Kutipan Teks —
Berbagi Pengalaman Jurnalistik Dalam Perayaan 19 Tahun National Geographic Indonesia
April 3, 2024UMN Menyambut Kepulangan Awardee IISMA 2023
April 15, 2024(Dok. Marketing Communications UMN)
TANGERANG – Dalam rangka memperkuat demokrasi di era modern, Universitas Multimedia Nusantara (UMN) mengundang Vera Zakem, Chief of Digital Democracy and Rights Officer, USAID, Washington DC, untuk berdiskusi mengenai demokrasi dan hak asasi manusia secara digital dalam kuliah umum yang bertajuk “Tomorrow’s Voices: Uniting Youth for Digital Democracy and Human Rights.” Kuliah umum ini dihadiri oleh beberapa pimpinan dan perwakilan UMN, serta tim Vera.
“Indonesia adalah salah satu negara dengan pengguna media sosial terbesar, namun kita bertanya-tanya apa yang mereka lakukan dengan media sosial mereka. Jika mereka menggunakan media sosial hanya untuk hiburan atau bercanda, itu tidak berguna. Kita beruntung bisa menghadirkan pembicara khusus dari Amerika Serikat untuk melihat bahwa literasi sangat dibutuhkan untuk menumbuhkan demokrasi,” ujar Dr. Ninok Leksono, M.A., Rektor UMN, saat membuka acara tersebut.

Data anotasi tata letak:
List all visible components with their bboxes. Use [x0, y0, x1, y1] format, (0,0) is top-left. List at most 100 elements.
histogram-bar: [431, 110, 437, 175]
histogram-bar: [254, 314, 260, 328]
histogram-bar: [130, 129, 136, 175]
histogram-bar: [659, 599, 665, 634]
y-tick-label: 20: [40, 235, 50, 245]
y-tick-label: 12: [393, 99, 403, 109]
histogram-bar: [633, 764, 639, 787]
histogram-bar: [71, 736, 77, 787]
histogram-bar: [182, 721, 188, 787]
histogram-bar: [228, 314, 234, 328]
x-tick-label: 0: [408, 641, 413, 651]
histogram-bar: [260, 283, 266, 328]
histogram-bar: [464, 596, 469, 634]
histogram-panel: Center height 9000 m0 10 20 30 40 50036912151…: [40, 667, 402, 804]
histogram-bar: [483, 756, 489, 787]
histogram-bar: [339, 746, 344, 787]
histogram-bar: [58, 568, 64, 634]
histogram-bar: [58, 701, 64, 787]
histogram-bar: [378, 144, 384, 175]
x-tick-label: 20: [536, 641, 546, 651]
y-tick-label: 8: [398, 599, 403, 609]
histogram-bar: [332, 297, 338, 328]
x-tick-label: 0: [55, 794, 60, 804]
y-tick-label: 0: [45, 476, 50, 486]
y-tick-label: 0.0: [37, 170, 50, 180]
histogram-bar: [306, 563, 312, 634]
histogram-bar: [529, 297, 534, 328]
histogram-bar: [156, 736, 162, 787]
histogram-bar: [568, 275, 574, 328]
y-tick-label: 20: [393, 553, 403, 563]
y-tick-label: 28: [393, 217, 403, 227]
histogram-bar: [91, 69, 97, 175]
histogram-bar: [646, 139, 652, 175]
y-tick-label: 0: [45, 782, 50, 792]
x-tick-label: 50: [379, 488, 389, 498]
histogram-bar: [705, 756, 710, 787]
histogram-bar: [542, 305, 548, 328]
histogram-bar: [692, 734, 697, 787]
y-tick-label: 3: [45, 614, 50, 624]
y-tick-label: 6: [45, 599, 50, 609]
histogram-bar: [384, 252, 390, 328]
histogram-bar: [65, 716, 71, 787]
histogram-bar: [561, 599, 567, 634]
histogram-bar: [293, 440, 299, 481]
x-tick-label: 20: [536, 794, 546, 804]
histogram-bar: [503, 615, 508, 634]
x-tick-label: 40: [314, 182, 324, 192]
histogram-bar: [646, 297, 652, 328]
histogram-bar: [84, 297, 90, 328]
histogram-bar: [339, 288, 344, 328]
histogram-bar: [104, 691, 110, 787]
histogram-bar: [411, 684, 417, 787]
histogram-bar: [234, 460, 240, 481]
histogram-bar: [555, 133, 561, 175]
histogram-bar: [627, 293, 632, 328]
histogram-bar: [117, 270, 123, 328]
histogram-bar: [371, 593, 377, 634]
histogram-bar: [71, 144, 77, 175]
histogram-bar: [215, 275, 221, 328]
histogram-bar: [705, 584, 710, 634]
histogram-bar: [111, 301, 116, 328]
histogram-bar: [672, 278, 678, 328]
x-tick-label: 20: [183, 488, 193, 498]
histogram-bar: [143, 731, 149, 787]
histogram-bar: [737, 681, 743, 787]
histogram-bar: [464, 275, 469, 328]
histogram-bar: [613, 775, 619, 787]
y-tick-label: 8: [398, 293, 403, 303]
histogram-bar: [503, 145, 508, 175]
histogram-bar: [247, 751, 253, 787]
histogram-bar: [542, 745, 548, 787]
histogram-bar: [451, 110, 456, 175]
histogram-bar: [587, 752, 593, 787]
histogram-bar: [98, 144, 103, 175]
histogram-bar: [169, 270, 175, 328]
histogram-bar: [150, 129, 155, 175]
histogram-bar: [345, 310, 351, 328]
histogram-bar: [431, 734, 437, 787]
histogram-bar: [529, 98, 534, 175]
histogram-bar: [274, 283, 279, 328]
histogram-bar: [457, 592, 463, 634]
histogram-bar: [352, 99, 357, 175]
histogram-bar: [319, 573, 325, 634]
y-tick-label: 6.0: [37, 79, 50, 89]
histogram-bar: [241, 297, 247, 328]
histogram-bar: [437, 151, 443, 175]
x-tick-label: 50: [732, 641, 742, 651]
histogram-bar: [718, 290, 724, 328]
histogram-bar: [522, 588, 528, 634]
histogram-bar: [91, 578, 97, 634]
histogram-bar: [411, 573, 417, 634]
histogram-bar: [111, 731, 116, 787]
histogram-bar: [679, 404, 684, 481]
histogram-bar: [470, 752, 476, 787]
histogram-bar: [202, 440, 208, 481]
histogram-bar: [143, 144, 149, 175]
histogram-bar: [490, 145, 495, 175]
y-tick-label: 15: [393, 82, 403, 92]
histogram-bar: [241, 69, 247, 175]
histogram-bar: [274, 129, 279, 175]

Daftar Tugas —
A. Sebutkan semua nama tempat, yaitu kota dan negara, yang muncul dalam teks tentang kuliah umum demokrasi digital, mulai dari kata "TANGERANG" sampai akhir teks.
B. Lanjutkan teks tentang kuliah umum demokrasi digital, mulai setelah kalimat terakhirnya.
Entri-entri tersebut tidak berperan dalam hal ini.

Jawaban Berurutan —
A. Tangerang, Washington DC, Indonesia, Amerika Serikat

B.
Bangkitnya Represi Digital
(Dok. Marketing Communications UMN)
Mengawali kuliah tamu, Vera membahas mengenai demokrasi digital dan integritas informasi. Perkembangan adaptasi teknologi digital yang begitu cepat telah mengubah dunia, bagaimana kita dapat membangun ekosistem digital yang mendukung nilai-nilai demokrasi dan hak asasi manusia?
Seperti semua hal, perkembangan teknologi digital memiliki pro dan kontra. Vera menyampaikan bahwa teknologi digital memiliki kekuatan untuk melakukan hal-hal yang baik seperti memacu pertumbuhan ekonomi, meningkatkan hasil pembangunan, dan mengangkat jutaan orang dari kemiskinan.
Namun, meskipun teknologi digital memiliki potensi yang sangat besar untuk membantu masyarakat hidup lebih bebas dan sejahtera, teknologi digital juga memiliki risiko yang signifikan terhadap data privasi warga negara, kebebasan pers, dan pada dasarnya, kebebasan berekspresi.
(Dok. Marketing Communications UMN)
“Otoriter dan pelaku kejahatan, siapa pun mereka, di mana pun mereka berada, dapat menggunakan kecerdasan buatan dan teknologi baru lainnya untuk menyebarkan narasi palsu serta menyebarkan ujaran kebencian dan pelecehan online dalam skala besar. Mereka dapat menargetkan warga sipil dan warga negara, membungkam suara anak muda dan memanipulasi opini publik,” ujar Vera.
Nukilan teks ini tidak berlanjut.